• Task to complete
In the material below, find each line holding the string "ylabel" and copy it.

• Input for this task
================================

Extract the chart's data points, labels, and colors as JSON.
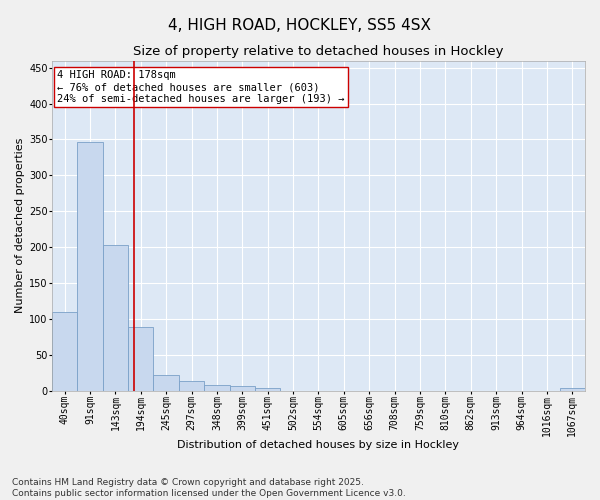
{
  "title": "4, HIGH ROAD, HOCKLEY, SS5 4SX",
  "subtitle": "Size of property relative to detached houses in Hockley",
  "xlabel": "Distribution of detached houses by size in Hockley",
  "ylabel": "Number of detached properties",
  "bar_color": "#c8d8ee",
  "bar_edge_color": "#7aa0c8",
  "background_color": "#dde8f5",
  "grid_color": "#ffffff",
  "categories": [
    "40sqm",
    "91sqm",
    "143sqm",
    "194sqm",
    "245sqm",
    "297sqm",
    "348sqm",
    "399sqm",
    "451sqm",
    "502sqm",
    "554sqm",
    "605sqm",
    "656sqm",
    "708sqm",
    "759sqm",
    "810sqm",
    "862sqm",
    "913sqm",
    "964sqm",
    "1016sqm",
    "1067sqm"
  ],
  "values": [
    110,
    347,
    203,
    88,
    22,
    13,
    8,
    6,
    3,
    0,
    0,
    0,
    0,
    0,
    0,
    0,
    0,
    0,
    0,
    0,
    3
  ],
  "vline_x": 2.72,
  "vline_color": "#cc0000",
  "annotation_text": "4 HIGH ROAD: 178sqm\n← 76% of detached houses are smaller (603)\n24% of semi-detached houses are larger (193) →",
  "annotation_box_color": "#ffffff",
  "annotation_edge_color": "#cc0000",
  "ylim": [
    0,
    460
  ],
  "yticks": [
    0,
    50,
    100,
    150,
    200,
    250,
    300,
    350,
    400,
    450
  ],
  "footer_text": "Contains HM Land Registry data © Crown copyright and database right 2025.\nContains public sector information licensed under the Open Government Licence v3.0.",
  "title_fontsize": 11,
  "subtitle_fontsize": 9.5,
  "axis_label_fontsize": 8,
  "tick_fontsize": 7,
  "annotation_fontsize": 7.5,
  "footer_fontsize": 6.5,
  "fig_bg_color": "#f0f0f0"
}
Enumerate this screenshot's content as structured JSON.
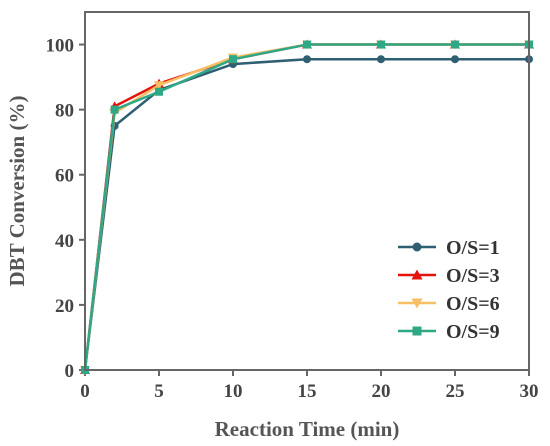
{
  "chart_data": {
    "type": "line",
    "xlabel": "Reaction Time (min)",
    "ylabel": "DBT Conversion (%)",
    "xlim": [
      0,
      30
    ],
    "ylim": [
      0,
      110
    ],
    "xticks": [
      0,
      5,
      10,
      15,
      20,
      25,
      30
    ],
    "yticks": [
      0,
      20,
      40,
      60,
      80,
      100
    ],
    "x": [
      0,
      2,
      5,
      10,
      15,
      20,
      25,
      30
    ],
    "grid": false,
    "legend_position": "bottom-right",
    "series": [
      {
        "name": "O/S=1",
        "color": "#2f5f73",
        "marker": "circle",
        "values": [
          0,
          75,
          86,
          94,
          95.5,
          95.5,
          95.5,
          95.5
        ]
      },
      {
        "name": "O/S=3",
        "color": "#e3120b",
        "marker": "triangle-up",
        "values": [
          0,
          81,
          88,
          95.5,
          100,
          100,
          100,
          100
        ]
      },
      {
        "name": "O/S=6",
        "color": "#f6bf63",
        "marker": "triangle-down",
        "values": [
          0,
          79,
          87.5,
          96,
          100,
          100,
          100,
          100
        ]
      },
      {
        "name": "O/S=9",
        "color": "#2fa886",
        "marker": "square",
        "values": [
          0,
          80,
          85.5,
          95.5,
          100,
          100,
          100,
          100
        ]
      }
    ]
  }
}
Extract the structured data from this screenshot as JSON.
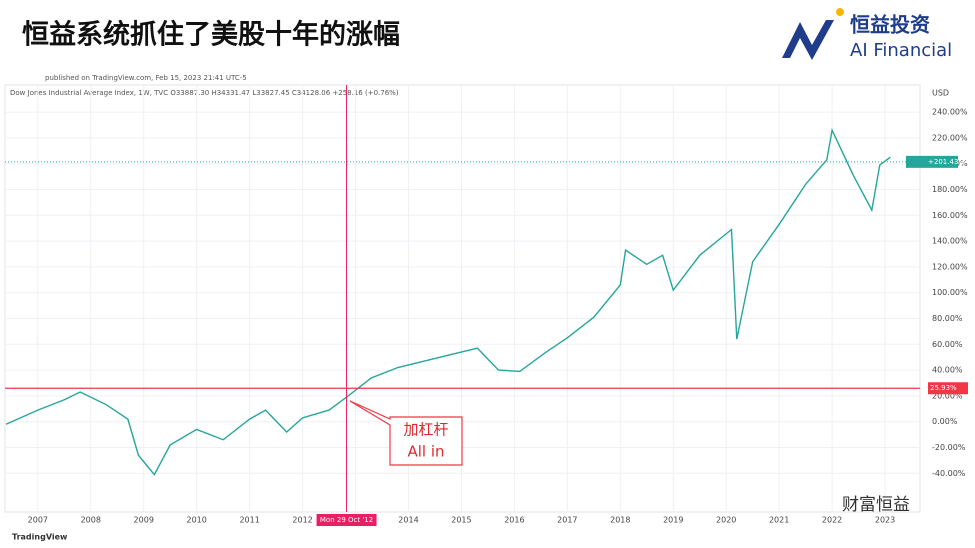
{
  "header": {
    "title": "恒益系统抓住了美股十年的涨幅",
    "logo_cn": "恒益投资",
    "logo_en": "AI Financial"
  },
  "chart_data": {
    "type": "line",
    "published": "published on TradingView.com, Feb 15, 2023 21:41 UTC-5",
    "legend_text": "Dow Jones Industrial Average Index, 1W, TVC  O33887.30  H34331.47  L33827.45  C34128.06  +258.16 (+0.76%)",
    "currency": "USD",
    "x": [
      2006.4,
      2007.0,
      2007.5,
      2007.8,
      2008.3,
      2008.7,
      2008.9,
      2009.2,
      2009.5,
      2010.0,
      2010.5,
      2011.0,
      2011.3,
      2011.7,
      2012.0,
      2012.5,
      2012.83,
      2013.3,
      2013.8,
      2014.3,
      2014.8,
      2015.3,
      2015.7,
      2016.1,
      2016.6,
      2017.0,
      2017.5,
      2018.0,
      2018.1,
      2018.5,
      2018.8,
      2019.0,
      2019.5,
      2020.1,
      2020.2,
      2020.5,
      2021.0,
      2021.5,
      2021.9,
      2022.0,
      2022.4,
      2022.75,
      2022.9,
      2023.1
    ],
    "series": [
      {
        "color": "#26a69a",
        "values": [
          -2,
          9,
          17,
          23,
          13,
          2,
          -26,
          -41,
          -18,
          -6,
          -14,
          2,
          9,
          -8,
          3,
          9,
          19,
          34,
          42,
          47,
          52,
          57,
          40,
          39,
          54,
          65,
          81,
          106,
          133,
          122,
          129,
          102,
          129,
          149,
          64,
          124,
          153,
          184,
          203,
          226,
          191,
          164,
          199,
          205
        ]
      }
    ],
    "xlim": [
      2006.38,
      2023.66
    ],
    "xticks": [
      2007,
      2008,
      2009,
      2010,
      2011,
      2012,
      2013,
      2014,
      2015,
      2016,
      2017,
      2018,
      2019,
      2020,
      2021,
      2022,
      2023
    ],
    "ylim": [
      -70,
      261
    ],
    "yticks": [
      {
        "value": -40,
        "label": "-40.00%"
      },
      {
        "value": -20,
        "label": "-20.00%"
      },
      {
        "value": 0,
        "label": "0.00%"
      },
      {
        "value": 20,
        "label": "20.00%"
      },
      {
        "value": 40,
        "label": "40.00%"
      },
      {
        "value": 60,
        "label": "60.00%"
      },
      {
        "value": 80,
        "label": "80.00%"
      },
      {
        "value": 100,
        "label": "100.00%"
      },
      {
        "value": 120,
        "label": "120.00%"
      },
      {
        "value": 140,
        "label": "140.00%"
      },
      {
        "value": 160,
        "label": "160.00%"
      },
      {
        "value": 180,
        "label": "180.00%"
      },
      {
        "value": 200,
        "label": "200.00%"
      },
      {
        "value": 220,
        "label": "220.00%"
      },
      {
        "value": 240,
        "label": "240.00%"
      }
    ],
    "grid": true,
    "reference_line": {
      "value": 25.93,
      "label": "25.93%",
      "color": "#f23645"
    },
    "crosshair": {
      "x": 2012.83,
      "label": "Mon 29 Oct '12",
      "color": "#e91e63"
    },
    "last_value": {
      "value": 201.43,
      "label": "+201.43%"
    },
    "annotation": {
      "lines": [
        "加杠杆",
        "All in"
      ]
    },
    "watermark": "财富恒益",
    "brand": "TradingView"
  }
}
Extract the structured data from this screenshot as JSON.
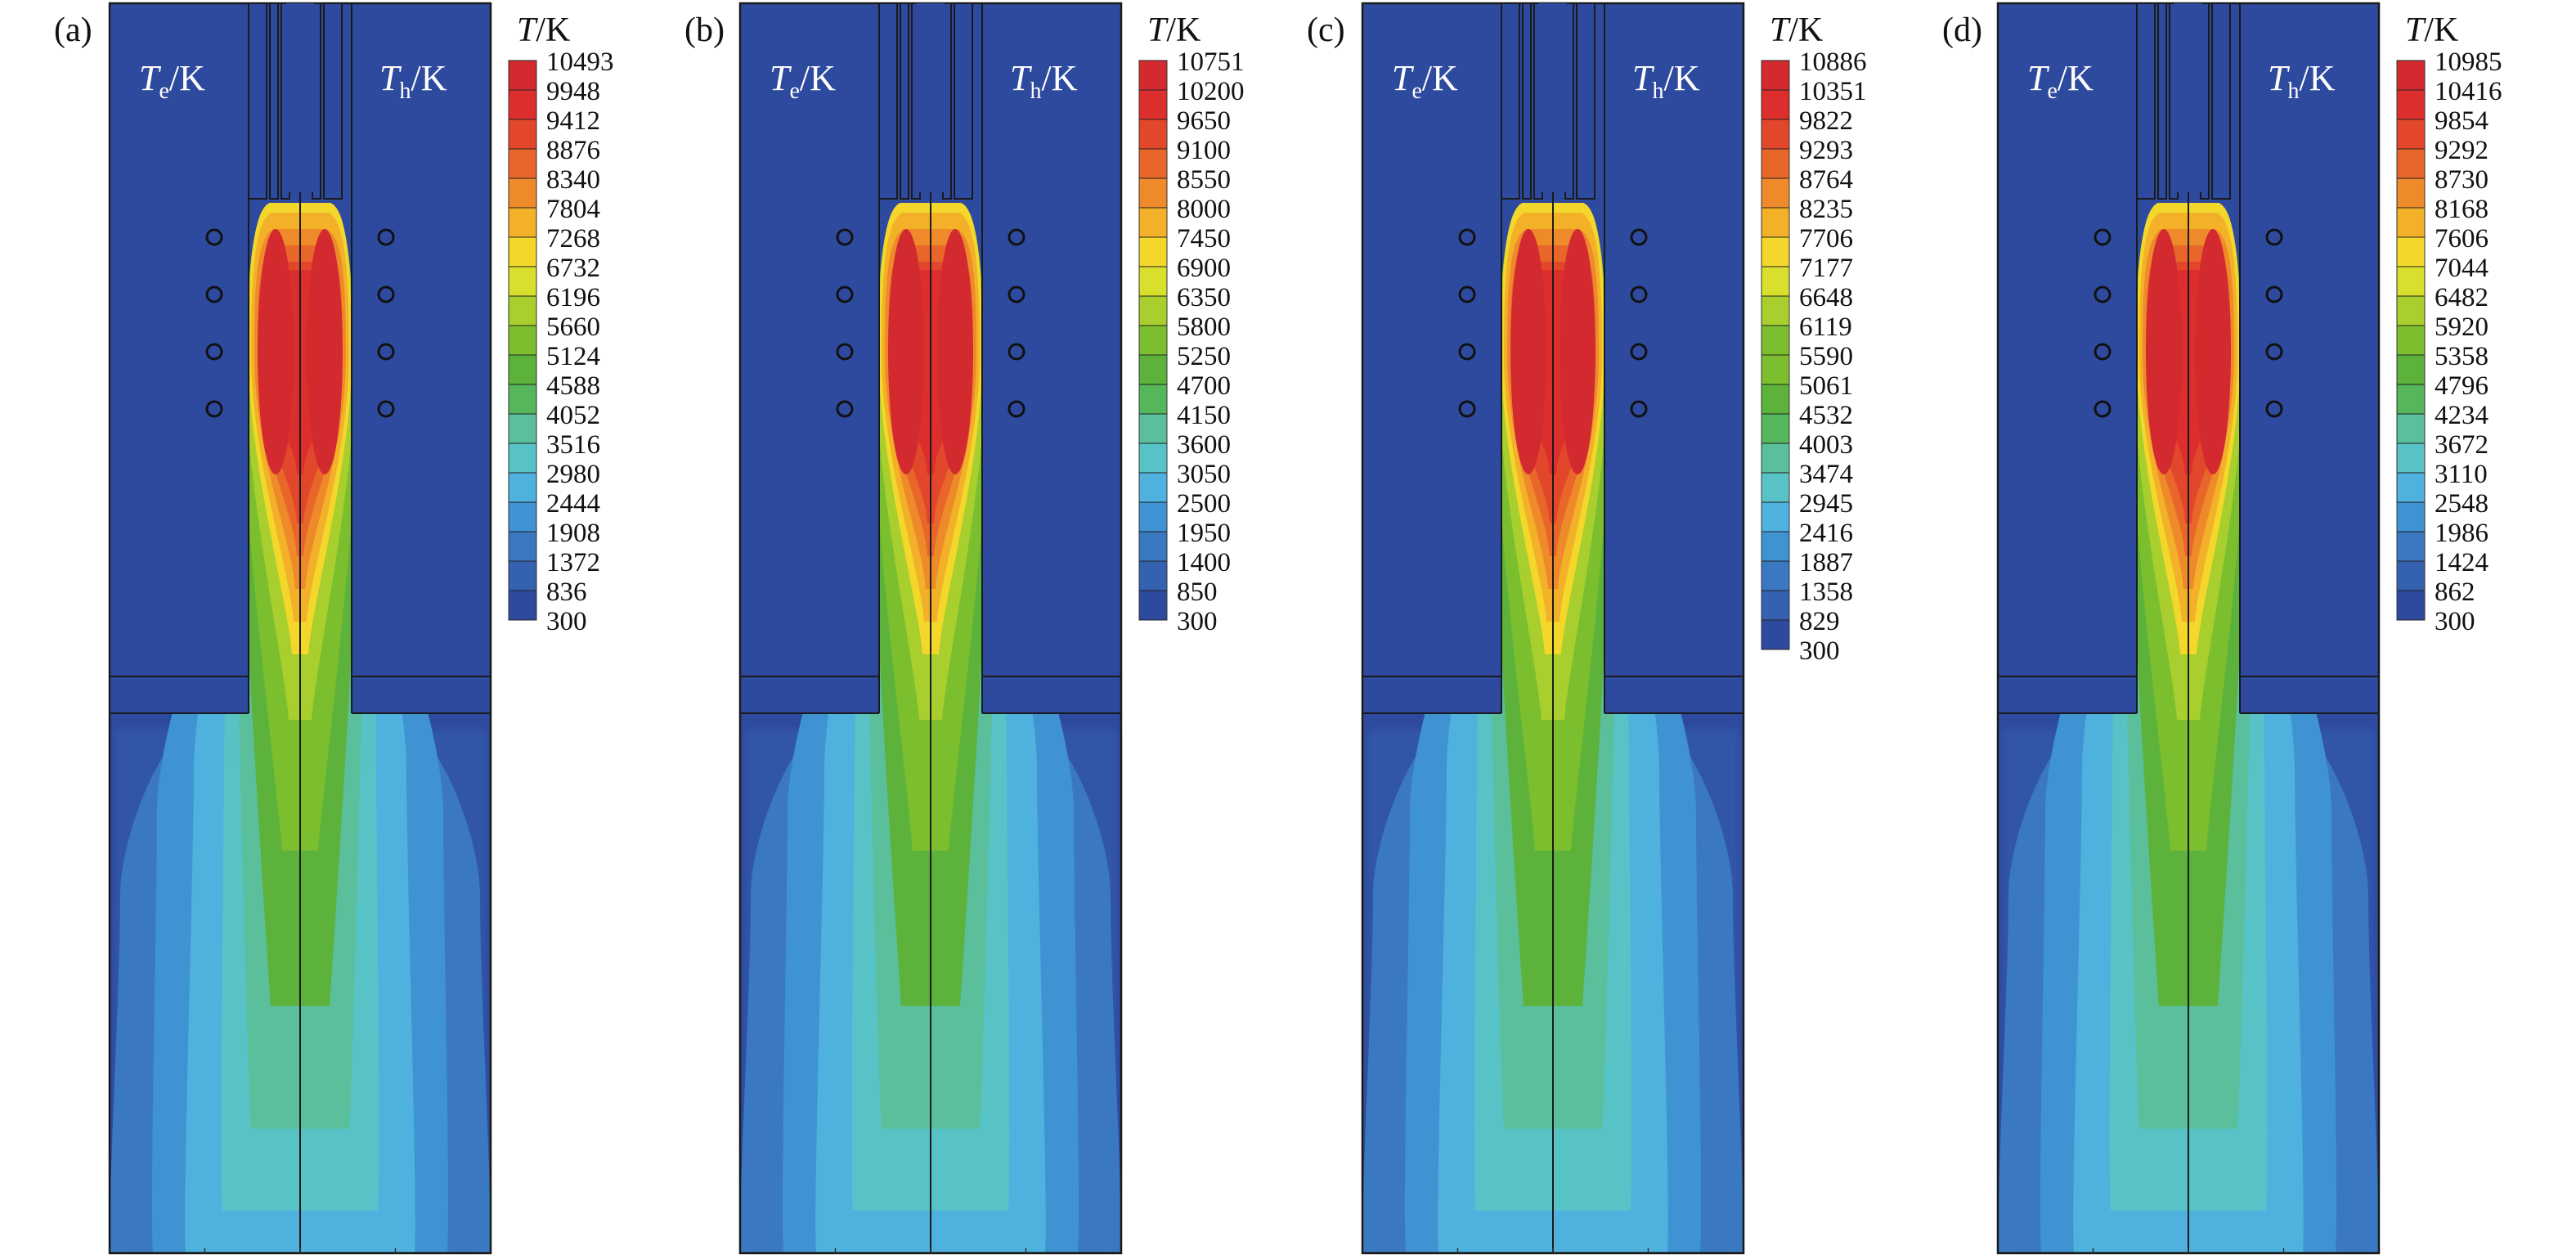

================================

• Task output
  "ylabel": "Number of detached properties",
    "ylabel": "DBT Conversion (%)",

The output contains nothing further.